To do: Go through the listing and copy every line word for word.

Source data:
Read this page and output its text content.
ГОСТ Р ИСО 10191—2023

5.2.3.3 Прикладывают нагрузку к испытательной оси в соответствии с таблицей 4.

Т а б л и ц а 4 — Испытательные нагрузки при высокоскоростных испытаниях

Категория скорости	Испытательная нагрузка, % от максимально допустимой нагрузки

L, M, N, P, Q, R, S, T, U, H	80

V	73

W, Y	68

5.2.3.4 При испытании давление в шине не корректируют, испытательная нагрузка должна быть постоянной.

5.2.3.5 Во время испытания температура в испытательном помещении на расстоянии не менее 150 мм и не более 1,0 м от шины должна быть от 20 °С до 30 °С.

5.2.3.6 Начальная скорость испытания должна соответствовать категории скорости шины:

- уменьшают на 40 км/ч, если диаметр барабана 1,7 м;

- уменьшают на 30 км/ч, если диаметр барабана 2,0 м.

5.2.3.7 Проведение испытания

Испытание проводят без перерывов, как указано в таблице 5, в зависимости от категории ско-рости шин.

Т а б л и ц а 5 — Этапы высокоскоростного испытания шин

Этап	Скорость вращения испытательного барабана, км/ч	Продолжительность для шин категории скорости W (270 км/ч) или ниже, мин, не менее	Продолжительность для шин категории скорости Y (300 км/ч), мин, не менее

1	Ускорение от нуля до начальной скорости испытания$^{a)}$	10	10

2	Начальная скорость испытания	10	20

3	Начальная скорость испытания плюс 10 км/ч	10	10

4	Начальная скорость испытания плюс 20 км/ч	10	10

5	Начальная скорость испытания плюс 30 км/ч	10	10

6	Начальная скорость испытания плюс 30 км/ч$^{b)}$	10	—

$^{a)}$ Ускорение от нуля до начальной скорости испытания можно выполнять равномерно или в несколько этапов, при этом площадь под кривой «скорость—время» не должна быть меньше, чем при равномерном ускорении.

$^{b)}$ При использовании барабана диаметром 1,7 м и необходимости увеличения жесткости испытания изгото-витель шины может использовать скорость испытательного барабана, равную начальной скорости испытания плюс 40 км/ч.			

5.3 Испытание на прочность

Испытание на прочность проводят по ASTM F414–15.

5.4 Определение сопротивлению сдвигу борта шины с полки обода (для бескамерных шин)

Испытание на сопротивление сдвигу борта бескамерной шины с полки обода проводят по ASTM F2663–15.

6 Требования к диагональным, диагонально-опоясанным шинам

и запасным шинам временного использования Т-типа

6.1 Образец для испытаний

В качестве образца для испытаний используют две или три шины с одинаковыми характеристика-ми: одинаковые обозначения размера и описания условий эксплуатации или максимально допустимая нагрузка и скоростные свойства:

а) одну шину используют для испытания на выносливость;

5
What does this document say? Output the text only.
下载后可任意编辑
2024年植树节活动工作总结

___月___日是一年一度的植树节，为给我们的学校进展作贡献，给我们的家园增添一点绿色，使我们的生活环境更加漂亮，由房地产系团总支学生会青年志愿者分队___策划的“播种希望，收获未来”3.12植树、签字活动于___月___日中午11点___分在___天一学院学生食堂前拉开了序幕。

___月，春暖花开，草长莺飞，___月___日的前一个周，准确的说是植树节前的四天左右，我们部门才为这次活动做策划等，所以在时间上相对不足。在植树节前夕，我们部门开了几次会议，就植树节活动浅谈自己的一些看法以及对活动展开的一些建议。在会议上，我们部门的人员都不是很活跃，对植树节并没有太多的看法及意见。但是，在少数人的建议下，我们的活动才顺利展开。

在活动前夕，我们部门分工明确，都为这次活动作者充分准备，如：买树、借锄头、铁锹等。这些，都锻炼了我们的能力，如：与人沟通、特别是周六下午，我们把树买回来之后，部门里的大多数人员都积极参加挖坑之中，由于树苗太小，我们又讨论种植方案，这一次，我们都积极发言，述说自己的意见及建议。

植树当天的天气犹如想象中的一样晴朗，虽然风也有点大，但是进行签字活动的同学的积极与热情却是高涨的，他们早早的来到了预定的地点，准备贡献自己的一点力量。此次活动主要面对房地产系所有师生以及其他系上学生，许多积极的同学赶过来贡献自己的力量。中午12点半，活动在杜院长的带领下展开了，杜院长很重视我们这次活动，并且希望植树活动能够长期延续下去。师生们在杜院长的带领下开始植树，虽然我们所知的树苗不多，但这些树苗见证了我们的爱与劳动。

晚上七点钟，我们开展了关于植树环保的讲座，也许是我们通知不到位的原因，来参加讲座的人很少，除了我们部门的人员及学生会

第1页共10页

Exercise response:
Read this page and output its text content.
ГОСТ Р ИСО 10191—2023

5.2.3.3 Прикладывают нагрузку к испытательной оси в соответствии с таблицей 4.

Т а б л и ц а 4 — Испытательные нагрузки при высокоскоростных испытаниях

Категория скорости	Испытательная нагрузка, % от максимально допустимой нагрузки

L, M, N, P, Q, R, S, T, U, H	80

V	73

W, Y	68

5.2.3.4 При испытании давление в шине не корректируют, испытательная нагрузка должна быть постоянной.

5.2.3.5 Во время испытания температура в испытательном помещении на расстоянии не менее 150 мм и не более 1,0 м от шины должна быть от 20 °С до 30 °С.

5.2.3.6 Начальная скорость испытания должна соответствовать категории скорости шины:

- уменьшают на 40 км/ч, если диаметр барабана 1,7 м;

- уменьшают на 30 км/ч, если диаметр барабана 2,0 м.

5.2.3.7 Проведение испытания

Испытание проводят без перерывов, как указано в таблице 5, в зависимости от категории ско-рости шин.

Т а б л и ц а 5 — Этапы высокоскоростного испытания шин

Этап	Скорость вращения испытательного барабана, км/ч	Продолжительность для шин категории скорости W (270 км/ч) или ниже, мин, не менее	Продолжительность для шин категории скорости Y (300 км/ч), мин, не менее

1	Ускорение от нуля до начальной скорости испытания$^{a)}$	10	10

2	Начальная скорость испытания	10	20

3	Начальная скорость испытания плюс 10 км/ч	10	10

4	Начальная скорость испытания плюс 20 км/ч	10	10

5	Начальная скорость испытания плюс 30 км/ч	10	10

6	Начальная скорость испытания плюс 30 км/ч$^{b)}$	10	—

$^{a)}$ Ускорение от нуля до начальной скорости испытания можно выполнять равномерно или в несколько этапов, при этом площадь под кривой «скорость—время» не должна быть меньше, чем при равномерном ускорении.

$^{b)}$ При использовании барабана диаметром 1,7 м и необходимости увеличения жесткости испытания изгото-витель шины может использовать скорость испытательного барабана, равную начальной скорости испытания плюс 40 км/ч.			

5.3 Испытание на прочность

Испытание на прочность проводят по ASTM F414–15.

5.4 Определение сопротивлению сдвигу борта шины с полки обода (для бескамерных шин)

Испытание на сопротивление сдвигу борта бескамерной шины с полки обода проводят по ASTM F2663–15.

6 Требования к диагональным, диагонально-опоясанным шинам

и запасным шинам временного использования Т-типа

6.1 Образец для испытаний

В качестве образца для испытаний используют две или три шины с одинаковыми характеристика-ми: одинаковые обозначения размера и описания условий эксплуатации или максимально допустимая нагрузка и скоростные свойства:

а) одну шину используют для испытания на выносливость;

5
What does this document say? Output the text only.
下载后可任意编辑
2024年植树节活动工作总结

___月___日是一年一度的植树节，为给我们的学校进展作贡献，给我们的家园增添一点绿色，使我们的生活环境更加漂亮，由房地产系团总支学生会青年志愿者分队___策划的“播种希望，收获未来”3.12植树、签字活动于___月___日中午11点___分在___天一学院学生食堂前拉开了序幕。

___月，春暖花开，草长莺飞，___月___日的前一个周，准确的说是植树节前的四天左右，我们部门才为这次活动做策划等，所以在时间上相对不足。在植树节前夕，我们部门开了几次会议，就植树节活动浅谈自己的一些看法以及对活动展开的一些建议。在会议上，我们部门的人员都不是很活跃，对植树节并没有太多的看法及意见。但是，在少数人的建议下，我们的活动才顺利展开。

在活动前夕，我们部门分工明确，都为这次活动作者充分准备，如：买树、借锄头、铁锹等。这些，都锻炼了我们的能力，如：与人沟通、特别是周六下午，我们把树买回来之后，部门里的大多数人员都积极参加挖坑之中，由于树苗太小，我们又讨论种植方案，这一次，我们都积极发言，述说自己的意见及建议。

植树当天的天气犹如想象中的一样晴朗，虽然风也有点大，但是进行签字活动的同学的积极与热情却是高涨的，他们早早的来到了预定的地点，准备贡献自己的一点力量。此次活动主要面对房地产系所有师生以及其他系上学生，许多积极的同学赶过来贡献自己的力量。中午12点半，活动在杜院长的带领下展开了，杜院长很重视我们这次活动，并且希望植树活动能够长期延续下去。师生们在杜院长的带领下开始植树，虽然我们所知的树苗不多，但这些树苗见证了我们的爱与劳动。

晚上七点钟，我们开展了关于植树环保的讲座，也许是我们通知不到位的原因，来参加讲座的人很少，除了我们部门的人员及学生会

第1页共10页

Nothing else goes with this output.